● Your instructions
Please give the data below again in full, exactly as it stands.
--- begin Recorded information ---
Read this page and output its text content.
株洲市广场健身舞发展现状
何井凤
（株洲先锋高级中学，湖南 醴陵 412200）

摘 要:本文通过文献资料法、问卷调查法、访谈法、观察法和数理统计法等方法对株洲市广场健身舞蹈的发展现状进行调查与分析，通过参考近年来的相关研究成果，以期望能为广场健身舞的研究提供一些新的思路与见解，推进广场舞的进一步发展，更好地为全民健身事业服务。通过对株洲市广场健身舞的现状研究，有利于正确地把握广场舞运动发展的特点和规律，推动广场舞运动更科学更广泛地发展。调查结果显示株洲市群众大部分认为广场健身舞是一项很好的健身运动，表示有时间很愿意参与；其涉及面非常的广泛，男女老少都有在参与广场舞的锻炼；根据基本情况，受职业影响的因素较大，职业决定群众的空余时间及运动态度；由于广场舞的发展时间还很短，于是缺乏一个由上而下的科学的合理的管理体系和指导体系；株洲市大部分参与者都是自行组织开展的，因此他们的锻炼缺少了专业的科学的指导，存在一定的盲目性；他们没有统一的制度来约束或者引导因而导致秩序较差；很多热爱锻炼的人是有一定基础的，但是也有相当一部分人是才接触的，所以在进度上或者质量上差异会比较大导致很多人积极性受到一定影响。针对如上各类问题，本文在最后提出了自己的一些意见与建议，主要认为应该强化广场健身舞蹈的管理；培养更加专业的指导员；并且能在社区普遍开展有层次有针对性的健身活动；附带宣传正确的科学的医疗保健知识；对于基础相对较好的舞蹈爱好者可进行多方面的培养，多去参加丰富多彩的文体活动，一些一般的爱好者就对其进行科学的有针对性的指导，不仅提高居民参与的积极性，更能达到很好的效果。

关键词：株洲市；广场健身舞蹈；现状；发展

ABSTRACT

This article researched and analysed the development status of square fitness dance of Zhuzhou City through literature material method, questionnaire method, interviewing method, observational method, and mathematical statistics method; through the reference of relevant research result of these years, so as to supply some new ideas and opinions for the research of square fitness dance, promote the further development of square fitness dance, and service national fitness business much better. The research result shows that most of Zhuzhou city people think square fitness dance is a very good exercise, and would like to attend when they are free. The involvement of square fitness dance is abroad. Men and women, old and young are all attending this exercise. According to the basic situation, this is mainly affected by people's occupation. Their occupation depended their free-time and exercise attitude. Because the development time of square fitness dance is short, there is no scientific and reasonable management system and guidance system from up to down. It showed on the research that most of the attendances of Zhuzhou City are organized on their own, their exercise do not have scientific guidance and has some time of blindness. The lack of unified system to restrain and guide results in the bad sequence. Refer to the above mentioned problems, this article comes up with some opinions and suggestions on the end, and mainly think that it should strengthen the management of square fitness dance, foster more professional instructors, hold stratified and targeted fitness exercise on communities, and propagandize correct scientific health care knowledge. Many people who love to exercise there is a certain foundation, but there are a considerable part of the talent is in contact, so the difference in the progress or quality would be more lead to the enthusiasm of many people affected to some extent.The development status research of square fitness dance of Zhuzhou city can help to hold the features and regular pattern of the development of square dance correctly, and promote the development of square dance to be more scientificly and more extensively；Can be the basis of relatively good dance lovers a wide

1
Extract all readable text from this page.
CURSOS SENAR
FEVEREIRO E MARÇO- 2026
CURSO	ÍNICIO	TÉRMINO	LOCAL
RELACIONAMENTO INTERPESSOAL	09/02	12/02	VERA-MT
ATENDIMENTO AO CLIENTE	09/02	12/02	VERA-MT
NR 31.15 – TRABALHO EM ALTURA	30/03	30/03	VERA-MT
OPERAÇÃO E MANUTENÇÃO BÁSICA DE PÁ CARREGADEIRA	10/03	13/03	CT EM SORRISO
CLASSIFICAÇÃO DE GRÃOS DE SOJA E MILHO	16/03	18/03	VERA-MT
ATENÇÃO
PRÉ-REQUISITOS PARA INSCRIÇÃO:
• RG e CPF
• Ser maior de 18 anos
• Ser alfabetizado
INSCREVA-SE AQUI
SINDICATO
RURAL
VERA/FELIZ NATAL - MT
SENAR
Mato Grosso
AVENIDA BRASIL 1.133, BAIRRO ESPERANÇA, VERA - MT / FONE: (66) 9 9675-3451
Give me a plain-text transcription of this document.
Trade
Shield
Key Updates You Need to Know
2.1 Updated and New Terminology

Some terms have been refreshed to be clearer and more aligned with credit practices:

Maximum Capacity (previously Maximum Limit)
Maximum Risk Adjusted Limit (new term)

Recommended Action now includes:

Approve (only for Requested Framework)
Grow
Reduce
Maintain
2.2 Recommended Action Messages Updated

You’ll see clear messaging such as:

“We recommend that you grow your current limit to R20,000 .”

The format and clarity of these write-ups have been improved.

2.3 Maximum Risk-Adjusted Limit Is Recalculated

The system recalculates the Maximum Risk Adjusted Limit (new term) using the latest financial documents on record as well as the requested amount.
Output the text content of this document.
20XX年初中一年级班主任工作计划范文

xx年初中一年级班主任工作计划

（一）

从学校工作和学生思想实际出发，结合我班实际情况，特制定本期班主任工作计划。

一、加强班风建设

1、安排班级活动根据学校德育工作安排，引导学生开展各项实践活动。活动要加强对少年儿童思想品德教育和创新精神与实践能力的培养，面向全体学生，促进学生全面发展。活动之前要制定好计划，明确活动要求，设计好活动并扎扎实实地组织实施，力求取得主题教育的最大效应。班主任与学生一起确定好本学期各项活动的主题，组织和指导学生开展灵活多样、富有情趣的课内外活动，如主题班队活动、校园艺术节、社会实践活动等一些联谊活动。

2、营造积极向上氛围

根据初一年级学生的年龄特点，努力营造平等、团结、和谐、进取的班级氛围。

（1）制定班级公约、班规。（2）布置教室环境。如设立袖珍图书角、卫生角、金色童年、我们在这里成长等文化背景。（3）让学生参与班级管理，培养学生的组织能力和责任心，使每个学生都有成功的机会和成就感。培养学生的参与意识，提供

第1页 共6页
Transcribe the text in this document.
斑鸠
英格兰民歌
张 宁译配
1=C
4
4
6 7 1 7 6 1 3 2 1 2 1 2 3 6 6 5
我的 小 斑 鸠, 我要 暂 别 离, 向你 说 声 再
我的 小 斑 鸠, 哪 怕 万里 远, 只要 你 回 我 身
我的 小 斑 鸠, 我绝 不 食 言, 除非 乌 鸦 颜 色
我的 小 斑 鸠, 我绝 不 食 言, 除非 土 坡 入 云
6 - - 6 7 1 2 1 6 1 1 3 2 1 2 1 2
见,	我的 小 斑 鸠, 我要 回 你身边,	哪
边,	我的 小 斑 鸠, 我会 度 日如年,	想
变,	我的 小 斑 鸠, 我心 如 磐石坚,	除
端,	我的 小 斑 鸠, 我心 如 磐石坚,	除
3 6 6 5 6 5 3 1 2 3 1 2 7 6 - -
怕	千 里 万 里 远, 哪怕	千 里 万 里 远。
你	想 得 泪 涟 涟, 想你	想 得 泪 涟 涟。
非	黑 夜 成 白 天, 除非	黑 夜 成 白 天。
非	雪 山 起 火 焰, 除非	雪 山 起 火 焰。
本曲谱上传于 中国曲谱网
--- end Recorded information ---
● Correct response
Read this page and output its text content.
株洲市广场健身舞发展现状
何井凤
（株洲先锋高级中学，湖南 醴陵 412200）

摘 要:本文通过文献资料法、问卷调查法、访谈法、观察法和数理统计法等方法对株洲市广场健身舞蹈的发展现状进行调查与分析，通过参考近年来的相关研究成果，以期望能为广场健身舞的研究提供一些新的思路与见解，推进广场舞的进一步发展，更好地为全民健身事业服务。通过对株洲市广场健身舞的现状研究，有利于正确地把握广场舞运动发展的特点和规律，推动广场舞运动更科学更广泛地发展。调查结果显示株洲市群众大部分认为广场健身舞是一项很好的健身运动，表示有时间很愿意参与；其涉及面非常的广泛，男女老少都有在参与广场舞的锻炼；根据基本情况，受职业影响的因素较大，职业决定群众的空余时间及运动态度；由于广场舞的发展时间还很短，于是缺乏一个由上而下的科学的合理的管理体系和指导体系；株洲市大部分参与者都是自行组织开展的，因此他们的锻炼缺少了专业的科学的指导，存在一定的盲目性；他们没有统一的制度来约束或者引导因而导致秩序较差；很多热爱锻炼的人是有一定基础的，但是也有相当一部分人是才接触的，所以在进度上或者质量上差异会比较大导致很多人积极性受到一定影响。针对如上各类问题，本文在最后提出了自己的一些意见与建议，主要认为应该强化广场健身舞蹈的管理；培养更加专业的指导员；并且能在社区普遍开展有层次有针对性的健身活动；附带宣传正确的科学的医疗保健知识；对于基础相对较好的舞蹈爱好者可进行多方面的培养，多去参加丰富多彩的文体活动，一些一般的爱好者就对其进行科学的有针对性的指导，不仅提高居民参与的积极性，更能达到很好的效果。

关键词：株洲市；广场健身舞蹈；现状；发展

ABSTRACT

This article researched and analysed the development status of square fitness dance of Zhuzhou City through literature material method, questionnaire method, interviewing method, observational method, and mathematical statistics method; through the reference of relevant research result of these years, so as to supply some new ideas and opinions for the research of square fitness dance, promote the further development of square fitness dance, and service national fitness business much better. The research result shows that most of Zhuzhou city people think square fitness dance is a very good exercise, and would like to attend when they are free. The involvement of square fitness dance is abroad. Men and women, old and young are all attending this exercise. According to the basic situation, this is mainly affected by people's occupation. Their occupation depended their free-time and exercise attitude. Because the development time of square fitness dance is short, there is no scientific and reasonable management system and guidance system from up to down. It showed on the research that most of the attendances of Zhuzhou City are organized on their own, their exercise do not have scientific guidance and has some time of blindness. The lack of unified system to restrain and guide results in the bad sequence. Refer to the above mentioned problems, this article comes up with some opinions and suggestions on the end, and mainly think that it should strengthen the management of square fitness dance, foster more professional instructors, hold stratified and targeted fitness exercise on communities, and propagandize correct scientific health care knowledge. Many people who love to exercise there is a certain foundation, but there are a considerable part of the talent is in contact, so the difference in the progress or quality would be more lead to the enthusiasm of many people affected to some extent.The development status research of square fitness dance of Zhuzhou city can help to hold the features and regular pattern of the development of square dance correctly, and promote the development of square dance to be more scientificly and more extensively；Can be the basis of relatively good dance lovers a wide

1
Extract all readable text from this page.
CURSOS SENAR
FEVEREIRO E MARÇO- 2026
CURSO	ÍNICIO	TÉRMINO	LOCAL
RELACIONAMENTO INTERPESSOAL	09/02	12/02	VERA-MT
ATENDIMENTO AO CLIENTE	09/02	12/02	VERA-MT
NR 31.15 – TRABALHO EM ALTURA	30/03	30/03	VERA-MT
OPERAÇÃO E MANUTENÇÃO BÁSICA DE PÁ CARREGADEIRA	10/03	13/03	CT EM SORRISO
CLASSIFICAÇÃO DE GRÃOS DE SOJA E MILHO	16/03	18/03	VERA-MT
ATENÇÃO
PRÉ-REQUISITOS PARA INSCRIÇÃO:
• RG e CPF
• Ser maior de 18 anos
• Ser alfabetizado
INSCREVA-SE AQUI
SINDICATO
RURAL
VERA/FELIZ NATAL - MT
SENAR
Mato Grosso
AVENIDA BRASIL 1.133, BAIRRO ESPERANÇA, VERA - MT / FONE: (66) 9 9675-3451
Give me a plain-text transcription of this document.
Trade
Shield
Key Updates You Need to Know
2.1 Updated and New Terminology

Some terms have been refreshed to be clearer and more aligned with credit practices:

Maximum Capacity (previously Maximum Limit)
Maximum Risk Adjusted Limit (new term)

Recommended Action now includes:

Approve (only for Requested Framework)
Grow
Reduce
Maintain
2.2 Recommended Action Messages Updated

You’ll see clear messaging such as:

“We recommend that you grow your current limit to R20,000 .”

The format and clarity of these write-ups have been improved.

2.3 Maximum Risk-Adjusted Limit Is Recalculated

The system recalculates the Maximum Risk Adjusted Limit (new term) using the latest financial documents on record as well as the requested amount.
Output the text content of this document.
20XX年初中一年级班主任工作计划范文

xx年初中一年级班主任工作计划

（一）

从学校工作和学生思想实际出发，结合我班实际情况，特制定本期班主任工作计划。

一、加强班风建设

1、安排班级活动根据学校德育工作安排，引导学生开展各项实践活动。活动要加强对少年儿童思想品德教育和创新精神与实践能力的培养，面向全体学生，促进学生全面发展。活动之前要制定好计划，明确活动要求，设计好活动并扎扎实实地组织实施，力求取得主题教育的最大效应。班主任与学生一起确定好本学期各项活动的主题，组织和指导学生开展灵活多样、富有情趣的课内外活动，如主题班队活动、校园艺术节、社会实践活动等一些联谊活动。

2、营造积极向上氛围

根据初一年级学生的年龄特点，努力营造平等、团结、和谐、进取的班级氛围。

（1）制定班级公约、班规。（2）布置教室环境。如设立袖珍图书角、卫生角、金色童年、我们在这里成长等文化背景。（3）让学生参与班级管理，培养学生的组织能力和责任心，使每个学生都有成功的机会和成就感。培养学生的参与意识，提供

第1页 共6页
Transcribe the text in this document.
斑鸠
英格兰民歌
张 宁译配
1=C
4
4
6 7 1 7 6 1 3 2 1 2 1 2 3 6 6 5
我的 小 斑 鸠, 我要 暂 别 离, 向你 说 声 再
我的 小 斑 鸠, 哪 怕 万里 远, 只要 你 回 我 身
我的 小 斑 鸠, 我绝 不 食 言, 除非 乌 鸦 颜 色
我的 小 斑 鸠, 我绝 不 食 言, 除非 土 坡 入 云
6 - - 6 7 1 2 1 6 1 1 3 2 1 2 1 2
见,	我的 小 斑 鸠, 我要 回 你身边,	哪
边,	我的 小 斑 鸠, 我会 度 日如年,	想
变,	我的 小 斑 鸠, 我心 如 磐石坚,	除
端,	我的 小 斑 鸠, 我心 如 磐石坚,	除
3 6 6 5 6 5 3 1 2 3 1 2 7 6 - -
怕	千 里 万 里 远, 哪怕	千 里 万 里 远。
你	想 得 泪 涟 涟, 想你	想 得 泪 涟 涟。
非	黑 夜 成 白 天, 除非	黑 夜 成 白 天。
非	雪 山 起 火 焰, 除非	雪 山 起 火 焰。
本曲谱上传于 中国曲谱网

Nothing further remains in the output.